本発明の脂環式エポキシビニルエーテルと重合開始剤、及びその他必要に応じて種々の重合性化合物、硬化促進剤、染料、顔料、可塑剤、無機充填剤、溶剤などを混合して本発明の重合性組成物を得ることができる。重合開始剤としては、熱重合開始剤、光重合開始剤などのラジカル重合やイオン(カチオン)重合を起こしうるものであれば特に制限はない。
【0040】
用いうる熱重合開始剤の具体例としては、過酸化ベンゾイル、過酸化アセチル、過酸化ラウロイル、t−ブチルハイドロパーオキサイド、クメンハイドロパーオキサイド、アゾビスイソブチロニトリル、アゾビス−2,4−ジメチルバレロニトリル、アゾビスシクロヘキサンカルボニトリル等のラジカル開始剤の他、三フッ化ホウ素、二塩化亜鉛、三塩化アルミニウムなどのルイス酸類等の、カチオン重合開始剤等が挙げられる。

*設問 A*:
本文について、次の問いに答えてください。
(i) 重合開始剤に特に制限がないのは、どのような重合を起こしうるものであれば、とされていますか?
(ii) 重合開始剤の例として、最初の段落で挙げられている二種類は何ですか?
(iii) 三フッ化ホウ素などのルイス酸類は、何開始剤として挙げられていますか?
*設問 B*:
本文で、ラジカル開始剤の具体例として挙げられている化合物は何ですか? すべて答えてください。
*設問 C*:
本文のうち、「本発明の脂環式エポキシビニル」を含む語句で始まり「ものであれば特に制限はない。」で終わる部分を、一字一句変えずに書き写してください。

*データ抜粋*:
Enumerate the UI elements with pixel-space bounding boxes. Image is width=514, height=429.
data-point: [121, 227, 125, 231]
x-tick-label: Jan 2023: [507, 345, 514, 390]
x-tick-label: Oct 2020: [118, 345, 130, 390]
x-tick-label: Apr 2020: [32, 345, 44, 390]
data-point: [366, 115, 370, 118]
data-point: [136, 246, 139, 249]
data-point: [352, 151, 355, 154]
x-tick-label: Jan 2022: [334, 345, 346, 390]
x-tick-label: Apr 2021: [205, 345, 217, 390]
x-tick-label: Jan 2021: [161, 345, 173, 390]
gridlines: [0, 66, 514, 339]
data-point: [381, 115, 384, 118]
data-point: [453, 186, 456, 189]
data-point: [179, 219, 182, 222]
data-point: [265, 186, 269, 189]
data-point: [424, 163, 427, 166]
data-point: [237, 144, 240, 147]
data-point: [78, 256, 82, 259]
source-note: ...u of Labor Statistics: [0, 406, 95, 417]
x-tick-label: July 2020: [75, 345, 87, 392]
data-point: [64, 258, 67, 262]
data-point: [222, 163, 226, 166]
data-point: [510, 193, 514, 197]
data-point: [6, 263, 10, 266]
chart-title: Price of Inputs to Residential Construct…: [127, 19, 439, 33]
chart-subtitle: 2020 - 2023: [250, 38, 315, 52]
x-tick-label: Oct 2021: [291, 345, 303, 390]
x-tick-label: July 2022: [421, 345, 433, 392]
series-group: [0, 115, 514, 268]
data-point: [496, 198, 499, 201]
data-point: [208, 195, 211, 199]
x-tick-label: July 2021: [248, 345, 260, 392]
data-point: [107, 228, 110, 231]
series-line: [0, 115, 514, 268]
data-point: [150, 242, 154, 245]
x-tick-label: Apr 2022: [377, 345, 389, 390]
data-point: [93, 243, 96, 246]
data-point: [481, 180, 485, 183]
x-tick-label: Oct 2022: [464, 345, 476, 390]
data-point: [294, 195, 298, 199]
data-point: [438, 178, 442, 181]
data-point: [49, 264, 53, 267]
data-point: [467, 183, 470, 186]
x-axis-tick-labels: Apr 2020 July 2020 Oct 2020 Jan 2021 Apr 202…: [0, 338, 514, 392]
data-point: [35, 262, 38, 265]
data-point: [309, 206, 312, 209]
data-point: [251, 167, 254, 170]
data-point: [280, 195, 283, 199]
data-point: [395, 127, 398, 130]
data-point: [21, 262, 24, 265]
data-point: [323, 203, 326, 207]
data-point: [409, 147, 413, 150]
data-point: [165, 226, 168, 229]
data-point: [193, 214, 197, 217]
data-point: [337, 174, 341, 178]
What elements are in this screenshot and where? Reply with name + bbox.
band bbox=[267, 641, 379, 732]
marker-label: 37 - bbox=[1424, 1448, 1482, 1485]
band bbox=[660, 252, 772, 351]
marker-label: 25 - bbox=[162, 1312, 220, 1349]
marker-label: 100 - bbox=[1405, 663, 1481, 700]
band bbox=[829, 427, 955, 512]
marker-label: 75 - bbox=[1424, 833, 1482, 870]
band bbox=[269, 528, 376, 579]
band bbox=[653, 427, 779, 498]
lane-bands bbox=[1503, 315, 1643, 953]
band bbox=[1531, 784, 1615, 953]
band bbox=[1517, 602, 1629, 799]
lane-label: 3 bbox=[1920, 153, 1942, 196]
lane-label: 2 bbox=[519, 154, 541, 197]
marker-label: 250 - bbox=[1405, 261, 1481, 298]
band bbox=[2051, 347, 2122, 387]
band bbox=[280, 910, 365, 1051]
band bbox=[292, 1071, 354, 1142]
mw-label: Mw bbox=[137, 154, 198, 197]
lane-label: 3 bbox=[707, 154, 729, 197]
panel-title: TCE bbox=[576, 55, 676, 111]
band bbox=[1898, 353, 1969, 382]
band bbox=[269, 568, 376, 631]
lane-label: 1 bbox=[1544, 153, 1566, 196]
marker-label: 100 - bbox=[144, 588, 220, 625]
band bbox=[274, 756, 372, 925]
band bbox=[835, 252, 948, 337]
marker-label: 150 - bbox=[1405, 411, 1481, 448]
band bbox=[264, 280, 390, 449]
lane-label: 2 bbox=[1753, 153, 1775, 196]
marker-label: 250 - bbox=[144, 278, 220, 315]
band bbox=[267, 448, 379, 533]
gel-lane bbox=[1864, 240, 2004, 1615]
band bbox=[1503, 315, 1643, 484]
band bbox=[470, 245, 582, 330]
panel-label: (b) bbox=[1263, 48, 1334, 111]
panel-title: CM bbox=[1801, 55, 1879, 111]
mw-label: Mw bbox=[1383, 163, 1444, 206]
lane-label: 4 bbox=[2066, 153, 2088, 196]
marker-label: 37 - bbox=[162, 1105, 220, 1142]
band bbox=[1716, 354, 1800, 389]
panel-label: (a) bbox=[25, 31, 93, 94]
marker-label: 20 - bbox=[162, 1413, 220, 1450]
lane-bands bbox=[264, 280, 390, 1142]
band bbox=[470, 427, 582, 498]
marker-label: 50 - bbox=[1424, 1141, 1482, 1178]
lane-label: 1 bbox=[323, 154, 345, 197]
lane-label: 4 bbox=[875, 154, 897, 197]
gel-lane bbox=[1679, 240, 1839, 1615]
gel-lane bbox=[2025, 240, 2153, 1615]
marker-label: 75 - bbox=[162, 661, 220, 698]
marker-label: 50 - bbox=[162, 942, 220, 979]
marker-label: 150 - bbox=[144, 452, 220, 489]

*解答 A*:
(i) ラジカル重合やイオン(カチオン)重合
(ii) 熱重合開始剤、光重合開始剤
(iii) カチオン重合開始剤

*解答 B*:
過酸化ベンゾイル
過酸化アセチル
過酸化ラウロイル
t−ブチルハイドロパーオキサイド
クメンハイドロパーオキサイド
アゾビスイソブチロニトリル
アゾビス−2,4−ジメチルバレロニトリル
アゾビスシクロヘキサンカルボニトリル

*解答 C*:
本発明の脂環式エポキシビニルエーテルと重合開始剤、及びその他必要に応じて種々の重合性化合物、硬化促進剤、染料、顔料、可塑剤、無機充填剤、溶剤などを混合して本発明の重合性組成物を得ることができる。重合開始剤としては、熱重合開始剤、光重合開始剤などのラジカル重合やイオン(カチオン)重合を起こしうるものであれば特に制限はない。